### Instructions to follow
Turn each line of the items below into a JSON list of strings, one string per line, leaving out any blank lines.

### Stored rows

↓

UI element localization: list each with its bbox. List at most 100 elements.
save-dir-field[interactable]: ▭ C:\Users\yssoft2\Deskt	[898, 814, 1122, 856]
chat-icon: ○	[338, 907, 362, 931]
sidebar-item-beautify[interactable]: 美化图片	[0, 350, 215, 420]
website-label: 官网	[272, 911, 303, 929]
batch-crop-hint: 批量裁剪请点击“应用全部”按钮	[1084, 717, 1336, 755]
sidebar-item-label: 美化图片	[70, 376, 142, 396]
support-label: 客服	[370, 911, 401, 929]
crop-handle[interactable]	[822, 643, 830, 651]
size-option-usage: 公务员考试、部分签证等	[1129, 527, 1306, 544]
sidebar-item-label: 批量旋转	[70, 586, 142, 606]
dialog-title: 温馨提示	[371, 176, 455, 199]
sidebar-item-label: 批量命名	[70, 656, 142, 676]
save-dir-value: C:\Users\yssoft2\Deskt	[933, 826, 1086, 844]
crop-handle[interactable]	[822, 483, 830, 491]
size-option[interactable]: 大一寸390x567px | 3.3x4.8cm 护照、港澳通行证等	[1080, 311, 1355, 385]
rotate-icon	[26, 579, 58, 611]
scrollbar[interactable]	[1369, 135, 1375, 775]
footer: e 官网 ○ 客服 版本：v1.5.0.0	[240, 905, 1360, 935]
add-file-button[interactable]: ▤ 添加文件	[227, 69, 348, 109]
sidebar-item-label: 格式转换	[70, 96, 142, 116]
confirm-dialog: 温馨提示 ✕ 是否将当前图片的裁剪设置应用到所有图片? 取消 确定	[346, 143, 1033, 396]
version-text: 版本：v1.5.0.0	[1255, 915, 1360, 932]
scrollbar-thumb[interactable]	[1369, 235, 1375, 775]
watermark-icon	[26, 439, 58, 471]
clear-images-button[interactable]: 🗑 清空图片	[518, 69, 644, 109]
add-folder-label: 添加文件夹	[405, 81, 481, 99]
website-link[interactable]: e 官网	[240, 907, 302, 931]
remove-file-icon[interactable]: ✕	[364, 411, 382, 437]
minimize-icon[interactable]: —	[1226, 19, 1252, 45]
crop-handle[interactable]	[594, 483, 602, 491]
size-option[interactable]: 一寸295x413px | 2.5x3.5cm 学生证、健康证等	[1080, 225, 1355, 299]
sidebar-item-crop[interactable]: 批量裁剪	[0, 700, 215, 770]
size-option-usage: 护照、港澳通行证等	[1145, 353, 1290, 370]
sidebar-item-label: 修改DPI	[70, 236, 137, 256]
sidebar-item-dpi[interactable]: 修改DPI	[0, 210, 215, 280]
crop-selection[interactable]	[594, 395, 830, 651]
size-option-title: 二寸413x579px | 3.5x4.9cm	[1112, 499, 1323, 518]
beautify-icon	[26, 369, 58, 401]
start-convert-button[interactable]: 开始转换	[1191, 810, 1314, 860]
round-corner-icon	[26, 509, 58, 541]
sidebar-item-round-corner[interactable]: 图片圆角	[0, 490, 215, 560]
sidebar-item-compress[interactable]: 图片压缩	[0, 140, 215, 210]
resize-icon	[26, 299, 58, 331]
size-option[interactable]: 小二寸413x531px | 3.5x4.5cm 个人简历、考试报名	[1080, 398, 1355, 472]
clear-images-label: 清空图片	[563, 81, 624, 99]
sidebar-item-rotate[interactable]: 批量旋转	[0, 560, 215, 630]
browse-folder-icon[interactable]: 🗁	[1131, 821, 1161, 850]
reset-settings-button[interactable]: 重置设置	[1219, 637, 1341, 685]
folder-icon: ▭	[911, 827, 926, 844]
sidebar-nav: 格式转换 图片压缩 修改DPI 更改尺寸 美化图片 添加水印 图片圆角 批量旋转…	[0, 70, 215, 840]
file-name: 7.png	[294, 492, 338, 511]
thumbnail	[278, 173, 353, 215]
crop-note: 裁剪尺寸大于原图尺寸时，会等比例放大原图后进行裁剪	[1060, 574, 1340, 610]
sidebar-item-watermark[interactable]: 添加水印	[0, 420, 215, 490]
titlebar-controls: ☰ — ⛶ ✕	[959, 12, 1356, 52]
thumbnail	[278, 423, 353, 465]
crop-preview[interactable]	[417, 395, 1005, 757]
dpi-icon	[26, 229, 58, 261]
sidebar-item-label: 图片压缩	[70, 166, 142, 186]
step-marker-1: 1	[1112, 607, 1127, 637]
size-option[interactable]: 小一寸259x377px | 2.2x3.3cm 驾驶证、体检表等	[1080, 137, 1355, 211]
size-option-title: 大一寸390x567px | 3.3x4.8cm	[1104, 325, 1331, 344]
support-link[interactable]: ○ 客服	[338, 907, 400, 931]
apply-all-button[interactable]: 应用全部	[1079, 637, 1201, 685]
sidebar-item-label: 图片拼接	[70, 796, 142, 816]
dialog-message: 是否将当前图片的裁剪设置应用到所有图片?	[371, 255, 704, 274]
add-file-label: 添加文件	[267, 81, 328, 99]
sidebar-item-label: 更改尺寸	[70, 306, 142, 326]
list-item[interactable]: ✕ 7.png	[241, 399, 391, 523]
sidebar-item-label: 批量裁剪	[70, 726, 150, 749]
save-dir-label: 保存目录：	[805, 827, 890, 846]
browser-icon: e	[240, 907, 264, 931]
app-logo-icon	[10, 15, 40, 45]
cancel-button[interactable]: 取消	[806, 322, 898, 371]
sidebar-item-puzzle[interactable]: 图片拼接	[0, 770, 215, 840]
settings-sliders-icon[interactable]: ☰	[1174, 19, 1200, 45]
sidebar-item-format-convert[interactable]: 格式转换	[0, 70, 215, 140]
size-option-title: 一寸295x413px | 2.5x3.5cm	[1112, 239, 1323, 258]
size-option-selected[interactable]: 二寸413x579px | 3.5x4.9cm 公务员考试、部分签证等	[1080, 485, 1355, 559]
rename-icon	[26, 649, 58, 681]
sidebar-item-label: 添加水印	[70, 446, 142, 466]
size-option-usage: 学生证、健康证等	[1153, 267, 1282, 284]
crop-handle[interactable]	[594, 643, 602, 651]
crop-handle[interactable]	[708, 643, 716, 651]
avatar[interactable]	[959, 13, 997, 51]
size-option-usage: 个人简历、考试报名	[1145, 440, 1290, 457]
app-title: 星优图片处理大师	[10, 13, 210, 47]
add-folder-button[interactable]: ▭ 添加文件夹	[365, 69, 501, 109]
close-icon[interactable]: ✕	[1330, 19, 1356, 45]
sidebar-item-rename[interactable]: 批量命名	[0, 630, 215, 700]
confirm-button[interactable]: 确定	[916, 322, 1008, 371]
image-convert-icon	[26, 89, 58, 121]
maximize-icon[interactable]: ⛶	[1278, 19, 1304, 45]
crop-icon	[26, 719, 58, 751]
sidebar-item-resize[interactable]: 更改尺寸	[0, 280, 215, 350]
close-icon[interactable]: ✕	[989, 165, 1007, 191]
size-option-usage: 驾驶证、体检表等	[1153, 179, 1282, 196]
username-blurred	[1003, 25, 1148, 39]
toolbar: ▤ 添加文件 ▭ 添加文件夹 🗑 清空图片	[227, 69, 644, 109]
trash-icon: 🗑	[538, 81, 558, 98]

↑

### Finished answer
[
  "UI element localization: list each with its bbox. List at most 100 elements.",
  "save-dir-field[interactable]: ▭ C:\\Users\\yssoft2\\Deskt\t[898, 814, 1122, 856]",
  "chat-icon: ○\t[338, 907, 362, 931]",
  "sidebar-item-beautify[interactable]: 美化图片\t[0, 350, 215, 420]",
  "website-label: 官网\t[272, 911, 303, 929]",
  "batch-crop-hint: 批量裁剪请点击“应用全部”按钮\t[1084, 717, 1336, 755]",
  "sidebar-item-label: 美化图片\t[70, 376, 142, 396]",
  "support-label: 客服\t[370, 911, 401, 929]",
  "crop-handle[interactable]\t[822, 643, 830, 651]",
  "size-option-usage: 公务员考试、部分签证等\t[1129, 527, 1306, 544]",
  "sidebar-item-label: 批量旋转\t[70, 586, 142, 606]",
  "dialog-title: 温馨提示\t[371, 176, 455, 199]",
  "sidebar-item-label: 批量命名\t[70, 656, 142, 676]",
  "save-dir-value: C:\\Users\\yssoft2\\Deskt\t[933, 826, 1086, 844]",
  "crop-handle[interactable]\t[822, 483, 830, 491]",
  "size-option[interactable]: 大一寸390x567px | 3.3x4.8cm 护照、港澳通行证等\t[1080, 311, 1355, 385]",
  "rotate-icon\t[26, 579, 58, 611]",
  "scrollbar[interactable]\t[1369, 135, 1375, 775]",
  "footer: e 官网 ○ 客服 版本：v1.5.0.0\t[240, 905, 1360, 935]",
  "add-file-button[interactable]: ▤ 添加文件\t[227, 69, 348, 109]",
  "sidebar-item-label: 格式转换\t[70, 96, 142, 116]",
  "confirm-dialog: 温馨提示 ✕ 是否将当前图片的裁剪设置应用到所有图片? 取消 确定\t[346, 143, 1033, 396]",
  "version-text: 版本：v1.5.0.0\t[1255, 915, 1360, 932]",
  "scrollbar-thumb[interactable]\t[1369, 235, 1375, 775]",
  "watermark-icon\t[26, 439, 58, 471]",
  "clear-images-button[interactable]: 🗑 清空图片\t[518, 69, 644, 109]",
  "add-folder-label: 添加文件夹\t[405, 81, 481, 99]",
  "website-link[interactable]: e 官网\t[240, 907, 302, 931]",
  "remove-file-icon[interactable]: ✕\t[364, 411, 382, 437]",
  "minimize-icon[interactable]: —\t[1226, 19, 1252, 45]",
  "crop-handle[interactable]\t[594, 483, 602, 491]",
  "size-option[interactable]: 一寸295x413px | 2.5x3.5cm 学生证、健康证等\t[1080, 225, 1355, 299]",
  "sidebar-item-crop[interactable]: 批量裁剪\t[0, 700, 215, 770]",
  "size-option-usage: 护照、港澳通行证等\t[1145, 353, 1290, 370]",
  "sidebar-item-label: 修改DPI\t[70, 236, 137, 256]",
  "sidebar-item-dpi[interactable]: 修改DPI\t[0, 210, 215, 280]",
  "crop-selection[interactable]\t[594, 395, 830, 651]",
  "size-option-title: 二寸413x579px | 3.5x4.9cm\t[1112, 499, 1323, 518]",
  "beautify-icon\t[26, 369, 58, 401]",
  "start-convert-button[interactable]: 开始转换\t[1191, 810, 1314, 860]",
  "round-corner-icon\t[26, 509, 58, 541]",
  "sidebar-item-round-corner[interactable]: 图片圆角\t[0, 490, 215, 560]",
  "sidebar-item-compress[interactable]: 图片压缩\t[0, 140, 215, 210]",
  "resize-icon\t[26, 299, 58, 331]",
  "size-option[interactable]: 小二寸413x531px | 3.5x4.5cm 个人简历、考试报名\t[1080, 398, 1355, 472]",
  "clear-images-label: 清空图片\t[563, 81, 624, 99]",
  "sidebar-item-rotate[interactable]: 批量旋转\t[0, 560, 215, 630]",
  "browse-folder-icon[interactable]: 🗁\t[1131, 821, 1161, 850]",
  "reset-settings-button[interactable]: 重置设置\t[1219, 637, 1341, 685]",
  "folder-icon: ▭\t[911, 827, 926, 844]",
  "sidebar-nav: 格式转换 图片压缩 修改DPI 更改尺寸 美化图片 添加水印 图片圆角 批量旋转…\t[0, 70, 215, 840]",
  "file-name: 7.png\t[294, 492, 338, 511]",
  "thumbnail\t[278, 173, 353, 215]",
  "crop-note: 裁剪尺寸大于原图尺寸时，会等比例放大原图后进行裁剪\t[1060, 574, 1340, 610]",
  "sidebar-item-watermark[interactable]: 添加水印\t[0, 420, 215, 490]",
  "titlebar-controls: ☰ — ⛶ ✕\t[959, 12, 1356, 52]",
  "thumbnail\t[278, 423, 353, 465]",
  "crop-preview[interactable]\t[417, 395, 1005, 757]",
  "dpi-icon\t[26, 229, 58, 261]",
  "sidebar-item-label: 图片压缩\t[70, 166, 142, 186]",
  "step-marker-1: 1\t[1112, 607, 1127, 637]",
  "size-option[interactable]: 小一寸259x377px | 2.2x3.3cm 驾驶证、体检表等\t[1080, 137, 1355, 211]",
  "size-option-title: 大一寸390x567px | 3.3x4.8cm\t[1104, 325, 1331, 344]",
  "support-link[interactable]: ○ 客服\t[338, 907, 400, 931]",
  "apply-all-button[interactable]: 应用全部\t[1079, 637, 1201, 685]",
  "sidebar-item-label: 图片拼接\t[70, 796, 142, 816]",
  "dialog-message: 是否将当前图片的裁剪设置应用到所有图片?\t[371, 255, 704, 274]",
  "add-file-label: 添加文件\t[267, 81, 328, 99]",
  "sidebar-item-label: 更改尺寸\t[70, 306, 142, 326]",
  "list-item[interactable]: ✕ 7.png\t[241, 399, 391, 523]",
  "sidebar-item-label: 批量裁剪\t[70, 726, 150, 749]",
  "save-dir-label: 保存目录：\t[805, 827, 890, 846]",
  "browser-icon: e\t[240, 907, 264, 931]",
  "app-logo-icon\t[10, 15, 40, 45]",
  "cancel-button[interactable]: 取消\t[806, 322, 898, 371]",
  "sidebar-item-puzzle[interactable]: 图片拼接\t[0, 770, 215, 840]",
  "settings-sliders-icon[interactable]: ☰\t[1174, 19, 1200, 45]",
  "sidebar-item-format-convert[interactable]: 格式转换\t[0, 70, 215, 140]",
  "size-option-title: 一寸295x413px | 2.5x3.5cm\t[1112, 239, 1323, 258]",
  "size-option-selected[interactable]: 二寸413x579px | 3.5x4.9cm 公务员考试、部分签证等\t[1080, 485, 1355, 559]",
  "rename-icon\t[26, 649, 58, 681]",
  "sidebar-item-label: 添加水印\t[70, 446, 142, 466]",
  "size-option-usage: 学生证、健康证等\t[1153, 267, 1282, 284]",
  "crop-handle[interactable]\t[594, 643, 602, 651]",
  "crop-handle[interactable]\t[708, 643, 716, 651]",
  "avatar[interactable]\t[959, 13, 997, 51]",
  "size-option-usage: 个人简历、考试报名\t[1145, 440, 1290, 457]",
  "app-title: 星优图片处理大师\t[10, 13, 210, 47]",
  "add-folder-button[interactable]: ▭ 添加文件夹\t[365, 69, 501, 109]",
  "close-icon[interactable]: ✕\t[1330, 19, 1356, 45]",
  "sidebar-item-rename[interactable]: 批量命名\t[0, 630, 215, 700]",
  "confirm-button[interactable]: 确定\t[916, 322, 1008, 371]",
  "image-convert-icon\t[26, 89, 58, 121]",
  "maximize-icon[interactable]: ⛶\t[1278, 19, 1304, 45]",
  "crop-icon\t[26, 719, 58, 751]",
  "sidebar-item-resize[interactable]: 更改尺寸\t[0, 280, 215, 350]",
  "close-icon[interactable]: ✕\t[989, 165, 1007, 191]",
  "size-option-usage: 驾驶证、体检表等\t[1153, 179, 1282, 196]",
  "username-blurred\t[1003, 25, 1148, 39]",
  "toolbar: ▤ 添加文件 ▭ 添加文件夹 🗑 清空图片\t[227, 69, 644, 109]",
  "trash-icon: 🗑\t[538, 81, 558, 98]"
]